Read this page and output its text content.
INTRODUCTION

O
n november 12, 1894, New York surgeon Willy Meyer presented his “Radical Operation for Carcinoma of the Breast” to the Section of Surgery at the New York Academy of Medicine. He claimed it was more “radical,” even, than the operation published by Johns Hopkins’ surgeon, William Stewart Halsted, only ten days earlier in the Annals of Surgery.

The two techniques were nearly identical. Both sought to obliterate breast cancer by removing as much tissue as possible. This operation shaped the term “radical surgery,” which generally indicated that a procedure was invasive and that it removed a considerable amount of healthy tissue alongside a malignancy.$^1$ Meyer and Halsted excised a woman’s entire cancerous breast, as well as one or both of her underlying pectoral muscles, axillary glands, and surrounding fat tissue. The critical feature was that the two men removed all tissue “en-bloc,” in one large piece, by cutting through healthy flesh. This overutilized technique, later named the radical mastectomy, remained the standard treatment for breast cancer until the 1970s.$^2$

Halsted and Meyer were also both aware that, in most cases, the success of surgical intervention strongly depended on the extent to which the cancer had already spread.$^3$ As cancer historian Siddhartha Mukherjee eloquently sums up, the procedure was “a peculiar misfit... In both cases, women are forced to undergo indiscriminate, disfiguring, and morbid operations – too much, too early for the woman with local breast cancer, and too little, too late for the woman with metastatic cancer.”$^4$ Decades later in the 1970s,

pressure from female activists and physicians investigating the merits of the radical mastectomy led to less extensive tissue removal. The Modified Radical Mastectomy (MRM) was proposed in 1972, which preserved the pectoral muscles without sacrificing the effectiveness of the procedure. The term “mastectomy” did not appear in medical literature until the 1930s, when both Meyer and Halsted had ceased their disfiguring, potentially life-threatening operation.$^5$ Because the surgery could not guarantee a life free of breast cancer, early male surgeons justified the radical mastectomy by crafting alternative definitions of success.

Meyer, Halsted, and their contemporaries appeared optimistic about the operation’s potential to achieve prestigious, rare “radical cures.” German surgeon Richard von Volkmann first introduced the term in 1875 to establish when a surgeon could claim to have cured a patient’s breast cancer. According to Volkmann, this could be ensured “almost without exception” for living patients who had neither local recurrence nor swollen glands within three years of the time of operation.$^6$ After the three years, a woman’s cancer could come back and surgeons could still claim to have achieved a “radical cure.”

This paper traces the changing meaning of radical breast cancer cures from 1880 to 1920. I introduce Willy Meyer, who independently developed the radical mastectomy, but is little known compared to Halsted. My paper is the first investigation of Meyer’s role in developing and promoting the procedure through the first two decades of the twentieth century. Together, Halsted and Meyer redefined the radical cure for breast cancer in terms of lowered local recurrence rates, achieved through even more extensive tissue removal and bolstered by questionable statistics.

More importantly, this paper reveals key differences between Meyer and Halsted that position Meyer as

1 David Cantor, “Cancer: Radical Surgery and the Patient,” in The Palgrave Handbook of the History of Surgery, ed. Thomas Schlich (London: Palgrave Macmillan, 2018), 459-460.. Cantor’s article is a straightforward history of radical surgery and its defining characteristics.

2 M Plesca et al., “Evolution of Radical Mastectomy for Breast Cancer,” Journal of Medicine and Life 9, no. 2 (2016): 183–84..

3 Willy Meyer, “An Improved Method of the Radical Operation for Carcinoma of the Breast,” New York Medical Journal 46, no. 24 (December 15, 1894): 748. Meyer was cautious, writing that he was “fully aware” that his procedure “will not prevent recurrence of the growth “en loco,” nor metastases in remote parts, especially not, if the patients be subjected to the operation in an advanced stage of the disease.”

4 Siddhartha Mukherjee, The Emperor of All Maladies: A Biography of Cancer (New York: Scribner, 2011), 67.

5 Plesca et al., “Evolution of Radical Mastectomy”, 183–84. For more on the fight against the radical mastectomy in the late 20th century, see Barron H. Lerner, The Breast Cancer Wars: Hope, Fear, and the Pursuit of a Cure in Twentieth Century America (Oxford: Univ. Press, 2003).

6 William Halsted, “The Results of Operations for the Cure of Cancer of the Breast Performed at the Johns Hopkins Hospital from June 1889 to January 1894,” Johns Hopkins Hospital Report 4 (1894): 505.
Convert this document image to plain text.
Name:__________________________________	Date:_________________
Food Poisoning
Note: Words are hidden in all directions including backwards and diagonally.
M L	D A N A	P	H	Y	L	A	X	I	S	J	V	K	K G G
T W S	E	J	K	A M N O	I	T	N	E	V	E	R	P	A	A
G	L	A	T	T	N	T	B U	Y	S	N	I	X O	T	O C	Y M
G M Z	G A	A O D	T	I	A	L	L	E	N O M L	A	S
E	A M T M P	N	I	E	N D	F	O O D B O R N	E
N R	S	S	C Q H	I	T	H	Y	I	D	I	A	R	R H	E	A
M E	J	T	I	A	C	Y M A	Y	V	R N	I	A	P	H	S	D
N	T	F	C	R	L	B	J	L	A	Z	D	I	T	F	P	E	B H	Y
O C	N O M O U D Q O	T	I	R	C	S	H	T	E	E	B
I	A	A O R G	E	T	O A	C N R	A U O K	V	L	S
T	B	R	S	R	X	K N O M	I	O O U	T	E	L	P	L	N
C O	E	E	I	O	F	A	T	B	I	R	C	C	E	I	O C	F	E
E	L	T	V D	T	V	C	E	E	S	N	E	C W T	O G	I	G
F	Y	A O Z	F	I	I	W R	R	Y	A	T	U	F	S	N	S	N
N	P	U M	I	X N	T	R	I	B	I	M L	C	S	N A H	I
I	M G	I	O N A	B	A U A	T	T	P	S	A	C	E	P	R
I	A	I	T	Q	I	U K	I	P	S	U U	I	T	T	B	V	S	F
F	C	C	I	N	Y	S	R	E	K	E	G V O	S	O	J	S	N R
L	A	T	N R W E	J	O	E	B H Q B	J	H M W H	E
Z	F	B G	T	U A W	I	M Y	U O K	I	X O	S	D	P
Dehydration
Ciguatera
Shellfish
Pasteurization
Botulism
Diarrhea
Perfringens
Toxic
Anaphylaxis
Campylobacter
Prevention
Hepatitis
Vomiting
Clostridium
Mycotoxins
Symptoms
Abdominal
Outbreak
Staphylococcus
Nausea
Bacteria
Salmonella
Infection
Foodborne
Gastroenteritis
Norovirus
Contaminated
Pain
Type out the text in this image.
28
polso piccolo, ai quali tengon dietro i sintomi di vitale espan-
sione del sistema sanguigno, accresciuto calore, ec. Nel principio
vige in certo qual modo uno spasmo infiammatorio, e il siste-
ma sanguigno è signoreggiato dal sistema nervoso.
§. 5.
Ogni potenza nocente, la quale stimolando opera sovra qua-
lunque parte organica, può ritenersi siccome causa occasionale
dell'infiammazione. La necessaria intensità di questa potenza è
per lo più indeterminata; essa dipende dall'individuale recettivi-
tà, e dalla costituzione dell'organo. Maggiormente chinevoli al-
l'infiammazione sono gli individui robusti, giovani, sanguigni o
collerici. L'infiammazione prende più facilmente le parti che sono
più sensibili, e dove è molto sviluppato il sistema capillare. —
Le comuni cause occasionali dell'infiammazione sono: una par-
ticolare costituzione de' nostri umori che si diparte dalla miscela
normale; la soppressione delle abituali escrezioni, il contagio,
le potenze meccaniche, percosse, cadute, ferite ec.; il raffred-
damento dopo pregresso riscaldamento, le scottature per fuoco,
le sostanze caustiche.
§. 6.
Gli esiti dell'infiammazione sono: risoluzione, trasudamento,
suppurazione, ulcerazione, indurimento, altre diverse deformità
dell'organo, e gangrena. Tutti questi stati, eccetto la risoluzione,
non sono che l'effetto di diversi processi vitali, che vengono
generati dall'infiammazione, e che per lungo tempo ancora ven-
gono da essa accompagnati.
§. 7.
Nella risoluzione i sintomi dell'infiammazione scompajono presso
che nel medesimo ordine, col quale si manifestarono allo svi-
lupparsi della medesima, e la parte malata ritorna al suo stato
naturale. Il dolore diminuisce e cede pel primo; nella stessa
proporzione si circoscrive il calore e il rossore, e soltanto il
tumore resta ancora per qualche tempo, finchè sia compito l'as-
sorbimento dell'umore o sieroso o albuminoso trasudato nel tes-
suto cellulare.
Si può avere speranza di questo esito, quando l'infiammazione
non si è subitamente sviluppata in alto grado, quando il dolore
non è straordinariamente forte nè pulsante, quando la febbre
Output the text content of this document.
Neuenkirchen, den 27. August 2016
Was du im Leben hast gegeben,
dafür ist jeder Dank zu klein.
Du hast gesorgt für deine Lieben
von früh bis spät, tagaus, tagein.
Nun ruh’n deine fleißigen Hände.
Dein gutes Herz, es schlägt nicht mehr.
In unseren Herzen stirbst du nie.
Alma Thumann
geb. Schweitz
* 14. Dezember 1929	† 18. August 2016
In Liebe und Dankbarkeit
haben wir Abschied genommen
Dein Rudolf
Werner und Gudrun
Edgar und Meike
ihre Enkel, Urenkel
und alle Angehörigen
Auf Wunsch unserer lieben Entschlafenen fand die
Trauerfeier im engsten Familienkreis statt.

—————

REQUIREMENT: Each line in the entries above that includes the string "quale" should be extracted.

ANSWER BOX:
Ogni potenza nocente, la quale stimolando opera sovra qua-
che nel medesimo ordine, col quale si manifestarono allo svi-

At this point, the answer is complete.